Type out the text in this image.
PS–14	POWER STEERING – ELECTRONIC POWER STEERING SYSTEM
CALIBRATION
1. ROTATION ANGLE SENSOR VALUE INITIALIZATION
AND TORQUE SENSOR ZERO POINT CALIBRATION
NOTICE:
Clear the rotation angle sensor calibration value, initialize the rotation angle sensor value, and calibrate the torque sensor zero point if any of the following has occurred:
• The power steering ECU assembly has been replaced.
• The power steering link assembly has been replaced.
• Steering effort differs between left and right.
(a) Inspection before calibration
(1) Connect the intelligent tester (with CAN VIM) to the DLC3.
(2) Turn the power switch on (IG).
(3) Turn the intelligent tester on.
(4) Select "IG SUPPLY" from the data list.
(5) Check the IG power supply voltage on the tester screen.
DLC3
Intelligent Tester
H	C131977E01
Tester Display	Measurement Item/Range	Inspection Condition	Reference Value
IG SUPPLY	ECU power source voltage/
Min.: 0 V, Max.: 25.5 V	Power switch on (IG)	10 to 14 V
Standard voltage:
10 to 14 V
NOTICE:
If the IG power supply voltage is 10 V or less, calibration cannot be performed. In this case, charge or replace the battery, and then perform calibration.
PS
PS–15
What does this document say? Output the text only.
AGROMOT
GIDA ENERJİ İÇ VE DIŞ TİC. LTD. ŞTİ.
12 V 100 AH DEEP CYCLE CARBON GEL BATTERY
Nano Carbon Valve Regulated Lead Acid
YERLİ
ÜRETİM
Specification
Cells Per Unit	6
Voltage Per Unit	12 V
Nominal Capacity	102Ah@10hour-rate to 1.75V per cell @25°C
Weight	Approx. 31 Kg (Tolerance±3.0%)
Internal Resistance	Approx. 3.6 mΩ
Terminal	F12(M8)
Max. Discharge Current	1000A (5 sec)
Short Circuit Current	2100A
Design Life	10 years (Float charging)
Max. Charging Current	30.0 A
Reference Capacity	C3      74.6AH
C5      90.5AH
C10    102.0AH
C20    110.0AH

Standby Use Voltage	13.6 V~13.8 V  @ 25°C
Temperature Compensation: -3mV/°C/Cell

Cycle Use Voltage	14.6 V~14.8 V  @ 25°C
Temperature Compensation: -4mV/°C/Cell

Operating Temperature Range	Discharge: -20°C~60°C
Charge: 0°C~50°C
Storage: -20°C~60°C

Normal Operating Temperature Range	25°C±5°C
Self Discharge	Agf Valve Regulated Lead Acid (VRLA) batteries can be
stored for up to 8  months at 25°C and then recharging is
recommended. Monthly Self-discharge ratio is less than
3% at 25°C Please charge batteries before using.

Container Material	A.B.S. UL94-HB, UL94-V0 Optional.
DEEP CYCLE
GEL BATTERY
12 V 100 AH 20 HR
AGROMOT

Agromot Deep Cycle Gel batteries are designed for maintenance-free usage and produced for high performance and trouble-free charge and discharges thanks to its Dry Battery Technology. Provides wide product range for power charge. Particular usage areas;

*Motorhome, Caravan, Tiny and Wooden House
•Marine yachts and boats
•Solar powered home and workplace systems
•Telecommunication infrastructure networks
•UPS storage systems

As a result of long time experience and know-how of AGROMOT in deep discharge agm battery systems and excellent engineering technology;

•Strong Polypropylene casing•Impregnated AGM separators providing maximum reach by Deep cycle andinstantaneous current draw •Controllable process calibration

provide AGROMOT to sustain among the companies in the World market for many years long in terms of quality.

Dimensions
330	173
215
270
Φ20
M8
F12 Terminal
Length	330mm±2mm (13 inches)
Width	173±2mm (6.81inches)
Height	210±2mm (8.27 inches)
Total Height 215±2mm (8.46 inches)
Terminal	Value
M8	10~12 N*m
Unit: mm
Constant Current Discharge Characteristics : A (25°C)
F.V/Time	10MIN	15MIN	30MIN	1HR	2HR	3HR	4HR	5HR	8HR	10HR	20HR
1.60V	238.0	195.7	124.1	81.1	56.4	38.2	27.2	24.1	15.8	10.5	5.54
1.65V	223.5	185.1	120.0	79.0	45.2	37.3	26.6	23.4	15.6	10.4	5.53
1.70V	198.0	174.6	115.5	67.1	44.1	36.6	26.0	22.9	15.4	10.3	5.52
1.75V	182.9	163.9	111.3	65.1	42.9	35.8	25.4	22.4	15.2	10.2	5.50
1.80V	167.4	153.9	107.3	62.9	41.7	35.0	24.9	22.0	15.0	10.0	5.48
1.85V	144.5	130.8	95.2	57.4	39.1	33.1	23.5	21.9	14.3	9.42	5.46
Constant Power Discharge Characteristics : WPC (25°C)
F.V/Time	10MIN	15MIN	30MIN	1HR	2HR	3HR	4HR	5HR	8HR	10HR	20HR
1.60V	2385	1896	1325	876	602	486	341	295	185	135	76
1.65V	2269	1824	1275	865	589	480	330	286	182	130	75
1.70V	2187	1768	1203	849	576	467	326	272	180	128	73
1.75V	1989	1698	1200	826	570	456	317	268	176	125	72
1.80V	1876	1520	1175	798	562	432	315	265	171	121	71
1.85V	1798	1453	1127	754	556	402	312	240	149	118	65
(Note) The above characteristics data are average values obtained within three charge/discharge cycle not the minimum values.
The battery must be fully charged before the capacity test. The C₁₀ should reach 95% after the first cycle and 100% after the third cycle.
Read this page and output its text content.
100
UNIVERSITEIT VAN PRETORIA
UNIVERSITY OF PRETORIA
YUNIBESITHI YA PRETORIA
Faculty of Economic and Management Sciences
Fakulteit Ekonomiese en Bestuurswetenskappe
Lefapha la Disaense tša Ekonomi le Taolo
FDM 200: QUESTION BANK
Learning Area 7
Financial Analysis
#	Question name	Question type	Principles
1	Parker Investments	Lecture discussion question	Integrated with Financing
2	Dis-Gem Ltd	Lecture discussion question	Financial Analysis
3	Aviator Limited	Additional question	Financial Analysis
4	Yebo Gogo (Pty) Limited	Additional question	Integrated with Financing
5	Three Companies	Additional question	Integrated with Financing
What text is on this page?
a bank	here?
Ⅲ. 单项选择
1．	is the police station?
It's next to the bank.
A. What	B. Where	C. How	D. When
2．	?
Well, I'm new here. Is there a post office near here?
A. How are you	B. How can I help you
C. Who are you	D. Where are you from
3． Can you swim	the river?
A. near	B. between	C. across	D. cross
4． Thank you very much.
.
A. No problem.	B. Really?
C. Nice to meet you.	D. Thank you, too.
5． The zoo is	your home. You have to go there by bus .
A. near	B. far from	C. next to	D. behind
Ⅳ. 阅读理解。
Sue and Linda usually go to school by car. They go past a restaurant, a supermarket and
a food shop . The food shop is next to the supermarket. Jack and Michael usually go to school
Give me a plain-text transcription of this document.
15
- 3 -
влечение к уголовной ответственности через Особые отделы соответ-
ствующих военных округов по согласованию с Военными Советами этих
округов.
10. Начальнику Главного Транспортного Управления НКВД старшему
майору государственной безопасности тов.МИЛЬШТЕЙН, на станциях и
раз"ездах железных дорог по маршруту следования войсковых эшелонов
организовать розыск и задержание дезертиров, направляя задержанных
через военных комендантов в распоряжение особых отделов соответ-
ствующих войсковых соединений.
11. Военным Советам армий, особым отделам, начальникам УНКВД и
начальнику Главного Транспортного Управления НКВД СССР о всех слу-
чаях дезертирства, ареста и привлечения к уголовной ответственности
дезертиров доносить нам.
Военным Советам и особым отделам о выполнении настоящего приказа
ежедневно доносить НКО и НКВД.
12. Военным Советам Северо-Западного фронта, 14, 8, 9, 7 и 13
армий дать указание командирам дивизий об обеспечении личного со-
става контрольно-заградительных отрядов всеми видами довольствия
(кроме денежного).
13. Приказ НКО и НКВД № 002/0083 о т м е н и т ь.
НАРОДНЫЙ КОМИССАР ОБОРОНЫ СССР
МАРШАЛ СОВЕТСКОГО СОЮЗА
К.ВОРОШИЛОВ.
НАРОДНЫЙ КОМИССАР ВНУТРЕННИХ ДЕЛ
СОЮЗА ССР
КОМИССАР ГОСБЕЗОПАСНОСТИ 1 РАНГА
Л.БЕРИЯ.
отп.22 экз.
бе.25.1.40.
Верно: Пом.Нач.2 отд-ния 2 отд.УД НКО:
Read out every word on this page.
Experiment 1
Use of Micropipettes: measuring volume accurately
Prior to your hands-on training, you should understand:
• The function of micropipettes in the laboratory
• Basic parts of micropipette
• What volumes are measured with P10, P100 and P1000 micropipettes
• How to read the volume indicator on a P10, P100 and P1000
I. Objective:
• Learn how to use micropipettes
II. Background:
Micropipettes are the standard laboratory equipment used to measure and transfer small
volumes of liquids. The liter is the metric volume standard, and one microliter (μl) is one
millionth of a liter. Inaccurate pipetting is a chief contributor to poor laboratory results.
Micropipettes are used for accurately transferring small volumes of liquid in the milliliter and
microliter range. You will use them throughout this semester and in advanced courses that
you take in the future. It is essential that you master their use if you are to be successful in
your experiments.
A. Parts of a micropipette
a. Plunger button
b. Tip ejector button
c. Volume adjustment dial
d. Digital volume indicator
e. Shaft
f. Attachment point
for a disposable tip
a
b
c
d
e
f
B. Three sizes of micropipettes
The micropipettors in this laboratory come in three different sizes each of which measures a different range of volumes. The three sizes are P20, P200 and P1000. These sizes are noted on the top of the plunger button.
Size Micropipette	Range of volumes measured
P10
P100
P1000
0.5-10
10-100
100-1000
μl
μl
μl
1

+ + + + +

*To be done:* Write out every line from the entries where "Analysis" appears.

*Output below:*
Financial Analysis
2	Dis-Gem Ltd	Lecture discussion question	Financial Analysis
3	Aviator Limited	Additional question	Financial Analysis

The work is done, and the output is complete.